=== WHAT THE TASK ASKS ===
Copy out all the records, word for word.

** begin **

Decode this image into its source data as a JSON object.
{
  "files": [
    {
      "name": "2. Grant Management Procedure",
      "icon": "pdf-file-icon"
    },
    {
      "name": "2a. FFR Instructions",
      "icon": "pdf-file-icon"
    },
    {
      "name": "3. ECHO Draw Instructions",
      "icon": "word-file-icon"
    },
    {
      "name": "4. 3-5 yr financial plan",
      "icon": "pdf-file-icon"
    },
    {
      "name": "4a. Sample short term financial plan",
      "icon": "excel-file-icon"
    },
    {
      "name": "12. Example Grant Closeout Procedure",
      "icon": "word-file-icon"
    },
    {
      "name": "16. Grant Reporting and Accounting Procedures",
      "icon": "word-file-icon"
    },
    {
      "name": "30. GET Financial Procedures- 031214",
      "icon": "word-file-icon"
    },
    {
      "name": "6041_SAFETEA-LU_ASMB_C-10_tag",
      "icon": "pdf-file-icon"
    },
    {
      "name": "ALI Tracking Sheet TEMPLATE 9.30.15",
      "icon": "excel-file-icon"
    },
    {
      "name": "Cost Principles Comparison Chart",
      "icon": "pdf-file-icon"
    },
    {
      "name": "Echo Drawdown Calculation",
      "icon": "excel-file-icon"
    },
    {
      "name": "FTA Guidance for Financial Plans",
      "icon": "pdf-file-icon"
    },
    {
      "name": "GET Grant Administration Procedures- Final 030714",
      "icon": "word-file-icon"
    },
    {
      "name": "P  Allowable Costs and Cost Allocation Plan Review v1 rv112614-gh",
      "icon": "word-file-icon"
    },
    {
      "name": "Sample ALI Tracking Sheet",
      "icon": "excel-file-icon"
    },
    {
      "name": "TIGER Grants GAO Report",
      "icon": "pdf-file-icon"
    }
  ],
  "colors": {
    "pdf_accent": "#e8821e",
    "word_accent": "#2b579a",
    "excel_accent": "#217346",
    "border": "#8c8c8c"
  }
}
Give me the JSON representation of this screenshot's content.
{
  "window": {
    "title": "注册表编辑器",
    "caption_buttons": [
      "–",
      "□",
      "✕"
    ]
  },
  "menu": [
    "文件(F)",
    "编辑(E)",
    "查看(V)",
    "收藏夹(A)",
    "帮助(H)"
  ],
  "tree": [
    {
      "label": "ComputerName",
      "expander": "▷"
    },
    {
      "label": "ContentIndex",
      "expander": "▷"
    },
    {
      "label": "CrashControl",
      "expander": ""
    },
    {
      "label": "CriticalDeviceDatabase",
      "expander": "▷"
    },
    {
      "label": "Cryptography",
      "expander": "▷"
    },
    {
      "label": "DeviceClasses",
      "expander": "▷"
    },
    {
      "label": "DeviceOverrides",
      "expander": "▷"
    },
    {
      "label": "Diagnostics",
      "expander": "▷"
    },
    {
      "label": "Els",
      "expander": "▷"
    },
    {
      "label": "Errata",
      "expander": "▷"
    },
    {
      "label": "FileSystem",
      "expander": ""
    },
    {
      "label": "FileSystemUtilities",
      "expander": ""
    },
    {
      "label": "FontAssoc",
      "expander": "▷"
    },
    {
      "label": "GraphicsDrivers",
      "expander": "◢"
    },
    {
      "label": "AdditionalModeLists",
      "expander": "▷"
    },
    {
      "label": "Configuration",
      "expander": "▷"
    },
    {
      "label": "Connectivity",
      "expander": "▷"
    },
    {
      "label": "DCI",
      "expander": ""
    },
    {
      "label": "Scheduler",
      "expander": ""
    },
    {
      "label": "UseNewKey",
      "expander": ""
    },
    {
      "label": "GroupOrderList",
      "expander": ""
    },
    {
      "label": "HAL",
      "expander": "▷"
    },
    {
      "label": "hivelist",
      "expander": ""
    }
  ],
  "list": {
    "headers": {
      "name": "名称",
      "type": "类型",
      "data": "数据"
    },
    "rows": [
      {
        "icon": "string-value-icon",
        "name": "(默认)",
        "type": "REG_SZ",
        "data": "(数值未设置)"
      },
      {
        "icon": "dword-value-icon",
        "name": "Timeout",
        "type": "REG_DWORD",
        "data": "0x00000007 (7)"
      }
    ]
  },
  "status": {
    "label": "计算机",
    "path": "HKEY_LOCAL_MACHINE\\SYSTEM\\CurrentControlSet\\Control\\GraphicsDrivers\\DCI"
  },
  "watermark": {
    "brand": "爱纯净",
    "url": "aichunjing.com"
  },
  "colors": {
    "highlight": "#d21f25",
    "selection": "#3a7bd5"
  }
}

** end **

=== THE REPLY ===
Decode this image into its source data as a JSON object.
{
  "files": [
    {
      "name": "2. Grant Management Procedure",
      "icon": "pdf-file-icon"
    },
    {
      "name": "2a. FFR Instructions",
      "icon": "pdf-file-icon"
    },
    {
      "name": "3. ECHO Draw Instructions",
      "icon": "word-file-icon"
    },
    {
      "name": "4. 3-5 yr financial plan",
      "icon": "pdf-file-icon"
    },
    {
      "name": "4a. Sample short term financial plan",
      "icon": "excel-file-icon"
    },
    {
      "name": "12. Example Grant Closeout Procedure",
      "icon": "word-file-icon"
    },
    {
      "name": "16. Grant Reporting and Accounting Procedures",
      "icon": "word-file-icon"
    },
    {
      "name": "30. GET Financial Procedures- 031214",
      "icon": "word-file-icon"
    },
    {
      "name": "6041_SAFETEA-LU_ASMB_C-10_tag",
      "icon": "pdf-file-icon"
    },
    {
      "name": "ALI Tracking Sheet TEMPLATE 9.30.15",
      "icon": "excel-file-icon"
    },
    {
      "name": "Cost Principles Comparison Chart",
      "icon": "pdf-file-icon"
    },
    {
      "name": "Echo Drawdown Calculation",
      "icon": "excel-file-icon"
    },
    {
      "name": "FTA Guidance for Financial Plans",
      "icon": "pdf-file-icon"
    },
    {
      "name": "GET Grant Administration Procedures- Final 030714",
      "icon": "word-file-icon"
    },
    {
      "name": "P  Allowable Costs and Cost Allocation Plan Review v1 rv112614-gh",
      "icon": "word-file-icon"
    },
    {
      "name": "Sample ALI Tracking Sheet",
      "icon": "excel-file-icon"
    },
    {
      "name": "TIGER Grants GAO Report",
      "icon": "pdf-file-icon"
    }
  ],
  "colors": {
    "pdf_accent": "#e8821e",
    "word_accent": "#2b579a",
    "excel_accent": "#217346",
    "border": "#8c8c8c"
  }
}
Give me the JSON representation of this screenshot's content.
{
  "window": {
    "title": "注册表编辑器",
    "caption_buttons": [
      "–",
      "□",
      "✕"
    ]
  },
  "menu": [
    "文件(F)",
    "编辑(E)",
    "查看(V)",
    "收藏夹(A)",
    "帮助(H)"
  ],
  "tree": [
    {
      "label": "ComputerName",
      "expander": "▷"
    },
    {
      "label": "ContentIndex",
      "expander": "▷"
    },
    {
      "label": "CrashControl",
      "expander": ""
    },
    {
      "label": "CriticalDeviceDatabase",
      "expander": "▷"
    },
    {
      "label": "Cryptography",
      "expander": "▷"
    },
    {
      "label": "DeviceClasses",
      "expander": "▷"
    },
    {
      "label": "DeviceOverrides",
      "expander": "▷"
    },
    {
      "label": "Diagnostics",
      "expander": "▷"
    },
    {
      "label": "Els",
      "expander": "▷"
    },
    {
      "label": "Errata",
      "expander": "▷"
    },
    {
      "label": "FileSystem",
      "expander": ""
    },
    {
      "label": "FileSystemUtilities",
      "expander": ""
    },
    {
      "label": "FontAssoc",
      "expander": "▷"
    },
    {
      "label": "GraphicsDrivers",
      "expander": "◢"
    },
    {
      "label": "AdditionalModeLists",
      "expander": "▷"
    },
    {
      "label": "Configuration",
      "expander": "▷"
    },
    {
      "label": "Connectivity",
      "expander": "▷"
    },
    {
      "label": "DCI",
      "expander": ""
    },
    {
      "label": "Scheduler",
      "expander": ""
    },
    {
      "label": "UseNewKey",
      "expander": ""
    },
    {
      "label": "GroupOrderList",
      "expander": ""
    },
    {
      "label": "HAL",
      "expander": "▷"
    },
    {
      "label": "hivelist",
      "expander": ""
    }
  ],
  "list": {
    "headers": {
      "name": "名称",
      "type": "类型",
      "data": "数据"
    },
    "rows": [
      {
        "icon": "string-value-icon",
        "name": "(默认)",
        "type": "REG_SZ",
        "data": "(数值未设置)"
      },
      {
        "icon": "dword-value-icon",
        "name": "Timeout",
        "type": "REG_DWORD",
        "data": "0x00000007 (7)"
      }
    ]
  },
  "status": {
    "label": "计算机",
    "path": "HKEY_LOCAL_MACHINE\\SYSTEM\\CurrentControlSet\\Control\\GraphicsDrivers\\DCI"
  },
  "watermark": {
    "brand": "爱纯净",
    "url": "aichunjing.com"
  },
  "colors": {
    "highlight": "#d21f25",
    "selection": "#3a7bd5"
  }
}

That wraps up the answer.